[Dataset entries]
####################

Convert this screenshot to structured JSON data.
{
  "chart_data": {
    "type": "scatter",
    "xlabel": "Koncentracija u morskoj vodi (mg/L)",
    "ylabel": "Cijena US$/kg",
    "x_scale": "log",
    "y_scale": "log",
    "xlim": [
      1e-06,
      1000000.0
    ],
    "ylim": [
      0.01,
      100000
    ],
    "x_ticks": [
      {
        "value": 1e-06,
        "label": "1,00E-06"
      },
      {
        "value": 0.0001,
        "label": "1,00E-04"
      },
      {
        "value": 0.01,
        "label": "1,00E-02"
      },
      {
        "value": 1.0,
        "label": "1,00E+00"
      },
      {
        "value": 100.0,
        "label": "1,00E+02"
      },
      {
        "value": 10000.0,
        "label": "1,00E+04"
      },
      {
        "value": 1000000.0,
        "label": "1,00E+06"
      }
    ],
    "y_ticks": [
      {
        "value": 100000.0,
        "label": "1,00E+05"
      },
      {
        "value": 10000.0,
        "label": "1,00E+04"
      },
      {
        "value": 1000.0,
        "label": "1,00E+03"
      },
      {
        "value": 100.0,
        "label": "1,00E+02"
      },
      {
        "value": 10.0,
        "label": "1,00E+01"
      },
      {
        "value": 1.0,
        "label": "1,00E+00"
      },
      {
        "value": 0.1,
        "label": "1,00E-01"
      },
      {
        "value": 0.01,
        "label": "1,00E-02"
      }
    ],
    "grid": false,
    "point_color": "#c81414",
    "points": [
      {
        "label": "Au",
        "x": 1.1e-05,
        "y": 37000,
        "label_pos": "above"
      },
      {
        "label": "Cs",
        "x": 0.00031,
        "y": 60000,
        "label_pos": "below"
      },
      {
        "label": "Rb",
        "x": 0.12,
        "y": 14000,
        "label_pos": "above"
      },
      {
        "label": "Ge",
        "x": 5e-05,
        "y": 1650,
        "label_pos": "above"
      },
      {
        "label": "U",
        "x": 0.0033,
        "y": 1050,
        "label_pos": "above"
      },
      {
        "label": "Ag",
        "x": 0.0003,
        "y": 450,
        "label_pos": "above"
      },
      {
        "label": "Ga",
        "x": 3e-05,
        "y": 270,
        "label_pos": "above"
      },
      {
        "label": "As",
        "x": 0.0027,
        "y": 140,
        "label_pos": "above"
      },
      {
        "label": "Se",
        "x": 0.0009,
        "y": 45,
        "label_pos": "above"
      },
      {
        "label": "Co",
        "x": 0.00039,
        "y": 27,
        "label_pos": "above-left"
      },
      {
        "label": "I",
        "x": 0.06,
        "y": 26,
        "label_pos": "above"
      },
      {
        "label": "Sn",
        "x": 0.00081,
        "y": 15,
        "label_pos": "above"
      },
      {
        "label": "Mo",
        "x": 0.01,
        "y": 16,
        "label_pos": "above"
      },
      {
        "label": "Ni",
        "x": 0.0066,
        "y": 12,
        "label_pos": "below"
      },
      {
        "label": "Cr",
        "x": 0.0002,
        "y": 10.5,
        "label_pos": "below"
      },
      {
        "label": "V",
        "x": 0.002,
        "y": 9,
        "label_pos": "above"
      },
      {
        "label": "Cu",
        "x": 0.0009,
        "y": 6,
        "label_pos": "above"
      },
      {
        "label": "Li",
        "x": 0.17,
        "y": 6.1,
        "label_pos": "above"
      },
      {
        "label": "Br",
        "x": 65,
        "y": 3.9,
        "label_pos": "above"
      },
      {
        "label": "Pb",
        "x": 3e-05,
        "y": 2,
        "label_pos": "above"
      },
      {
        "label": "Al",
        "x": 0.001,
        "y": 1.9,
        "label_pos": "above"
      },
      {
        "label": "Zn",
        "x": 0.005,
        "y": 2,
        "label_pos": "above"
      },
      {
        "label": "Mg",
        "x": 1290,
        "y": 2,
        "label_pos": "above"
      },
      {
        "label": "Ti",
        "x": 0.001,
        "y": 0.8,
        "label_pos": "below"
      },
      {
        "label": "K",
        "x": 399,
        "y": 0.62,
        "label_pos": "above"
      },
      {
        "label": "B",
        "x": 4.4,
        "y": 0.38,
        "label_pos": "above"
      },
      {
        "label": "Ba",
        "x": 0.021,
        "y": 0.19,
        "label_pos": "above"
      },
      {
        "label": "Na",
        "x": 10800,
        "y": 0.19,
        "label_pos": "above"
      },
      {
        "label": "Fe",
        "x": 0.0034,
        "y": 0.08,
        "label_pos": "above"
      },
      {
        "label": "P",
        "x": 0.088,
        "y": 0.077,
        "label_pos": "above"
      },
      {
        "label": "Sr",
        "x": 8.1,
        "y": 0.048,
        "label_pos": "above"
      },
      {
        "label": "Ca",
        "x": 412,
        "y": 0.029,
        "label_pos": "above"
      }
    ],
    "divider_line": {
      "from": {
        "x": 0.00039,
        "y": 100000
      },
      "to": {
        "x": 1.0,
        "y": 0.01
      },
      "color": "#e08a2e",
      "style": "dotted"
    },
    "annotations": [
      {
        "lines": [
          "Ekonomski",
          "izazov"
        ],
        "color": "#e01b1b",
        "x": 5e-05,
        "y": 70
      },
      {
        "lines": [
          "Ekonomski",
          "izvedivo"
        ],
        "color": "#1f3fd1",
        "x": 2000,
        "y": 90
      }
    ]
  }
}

####################

● **WORK REQUIRED**
Copy each line of the data above without altering a single character.

● **TASK ANSWER**
Convert this screenshot to structured JSON data.
{
  "chart_data": {
    "type": "scatter",
    "xlabel": "Koncentracija u morskoj vodi (mg/L)",
    "ylabel": "Cijena US$/kg",
    "x_scale": "log",
    "y_scale": "log",
    "xlim": [
      1e-06,
      1000000.0
    ],
    "ylim": [
      0.01,
      100000
    ],
    "x_ticks": [
      {
        "value": 1e-06,
        "label": "1,00E-06"
      },
      {
        "value": 0.0001,
        "label": "1,00E-04"
      },
      {
        "value": 0.01,
        "label": "1,00E-02"
      },
      {
        "value": 1.0,
        "label": "1,00E+00"
      },
      {
        "value": 100.0,
        "label": "1,00E+02"
      },
      {
        "value": 10000.0,
        "label": "1,00E+04"
      },
      {
        "value": 1000000.0,
        "label": "1,00E+06"
      }
    ],
    "y_ticks": [
      {
        "value": 100000.0,
        "label": "1,00E+05"
      },
      {
        "value": 10000.0,
        "label": "1,00E+04"
      },
      {
        "value": 1000.0,
        "label": "1,00E+03"
      },
      {
        "value": 100.0,
        "label": "1,00E+02"
      },
      {
        "value": 10.0,
        "label": "1,00E+01"
      },
      {
        "value": 1.0,
        "label": "1,00E+00"
      },
      {
        "value": 0.1,
        "label": "1,00E-01"
      },
      {
        "value": 0.01,
        "label": "1,00E-02"
      }
    ],
    "grid": false,
    "point_color": "#c81414",
    "points": [
      {
        "label": "Au",
        "x": 1.1e-05,
        "y": 37000,
        "label_pos": "above"
      },
      {
        "label": "Cs",
        "x": 0.00031,
        "y": 60000,
        "label_pos": "below"
      },
      {
        "label": "Rb",
        "x": 0.12,
        "y": 14000,
        "label_pos": "above"
      },
      {
        "label": "Ge",
        "x": 5e-05,
        "y": 1650,
        "label_pos": "above"
      },
      {
        "label": "U",
        "x": 0.0033,
        "y": 1050,
        "label_pos": "above"
      },
      {
        "label": "Ag",
        "x": 0.0003,
        "y": 450,
        "label_pos": "above"
      },
      {
        "label": "Ga",
        "x": 3e-05,
        "y": 270,
        "label_pos": "above"
      },
      {
        "label": "As",
        "x": 0.0027,
        "y": 140,
        "label_pos": "above"
      },
      {
        "label": "Se",
        "x": 0.0009,
        "y": 45,
        "label_pos": "above"
      },
      {
        "label": "Co",
        "x": 0.00039,
        "y": 27,
        "label_pos": "above-left"
      },
      {
        "label": "I",
        "x": 0.06,
        "y": 26,
        "label_pos": "above"
      },
      {
        "label": "Sn",
        "x": 0.00081,
        "y": 15,
        "label_pos": "above"
      },
      {
        "label": "Mo",
        "x": 0.01,
        "y": 16,
        "label_pos": "above"
      },
      {
        "label": "Ni",
        "x": 0.0066,
        "y": 12,
        "label_pos": "below"
      },
      {
        "label": "Cr",
        "x": 0.0002,
        "y": 10.5,
        "label_pos": "below"
      },
      {
        "label": "V",
        "x": 0.002,
        "y": 9,
        "label_pos": "above"
      },
      {
        "label": "Cu",
        "x": 0.0009,
        "y": 6,
        "label_pos": "above"
      },
      {
        "label": "Li",
        "x": 0.17,
        "y": 6.1,
        "label_pos": "above"
      },
      {
        "label": "Br",
        "x": 65,
        "y": 3.9,
        "label_pos": "above"
      },
      {
        "label": "Pb",
        "x": 3e-05,
        "y": 2,
        "label_pos": "above"
      },
      {
        "label": "Al",
        "x": 0.001,
        "y": 1.9,
        "label_pos": "above"
      },
      {
        "label": "Zn",
        "x": 0.005,
        "y": 2,
        "label_pos": "above"
      },
      {
        "label": "Mg",
        "x": 1290,
        "y": 2,
        "label_pos": "above"
      },
      {
        "label": "Ti",
        "x": 0.001,
        "y": 0.8,
        "label_pos": "below"
      },
      {
        "label": "K",
        "x": 399,
        "y": 0.62,
        "label_pos": "above"
      },
      {
        "label": "B",
        "x": 4.4,
        "y": 0.38,
        "label_pos": "above"
      },
      {
        "label": "Ba",
        "x": 0.021,
        "y": 0.19,
        "label_pos": "above"
      },
      {
        "label": "Na",
        "x": 10800,
        "y": 0.19,
        "label_pos": "above"
      },
      {
        "label": "Fe",
        "x": 0.0034,
        "y": 0.08,
        "label_pos": "above"
      },
      {
        "label": "P",
        "x": 0.088,
        "y": 0.077,
        "label_pos": "above"
      },
      {
        "label": "Sr",
        "x": 8.1,
        "y": 0.048,
        "label_pos": "above"
      },
      {
        "label": "Ca",
        "x": 412,
        "y": 0.029,
        "label_pos": "above"
      }
    ],
    "divider_line": {
      "from": {
        "x": 0.00039,
        "y": 100000
      },
      "to": {
        "x": 1.0,
        "y": 0.01
      },
      "color": "#e08a2e",
      "style": "dotted"
    },
    "annotations": [
      {
        "lines": [
          "Ekonomski",
          "izazov"
        ],
        "color": "#e01b1b",
        "x": 5e-05,
        "y": 70
      },
      {
        "lines": [
          "Ekonomski",
          "izvedivo"
        ],
        "color": "#1f3fd1",
        "x": 2000,
        "y": 90
      }
    ]
  }
}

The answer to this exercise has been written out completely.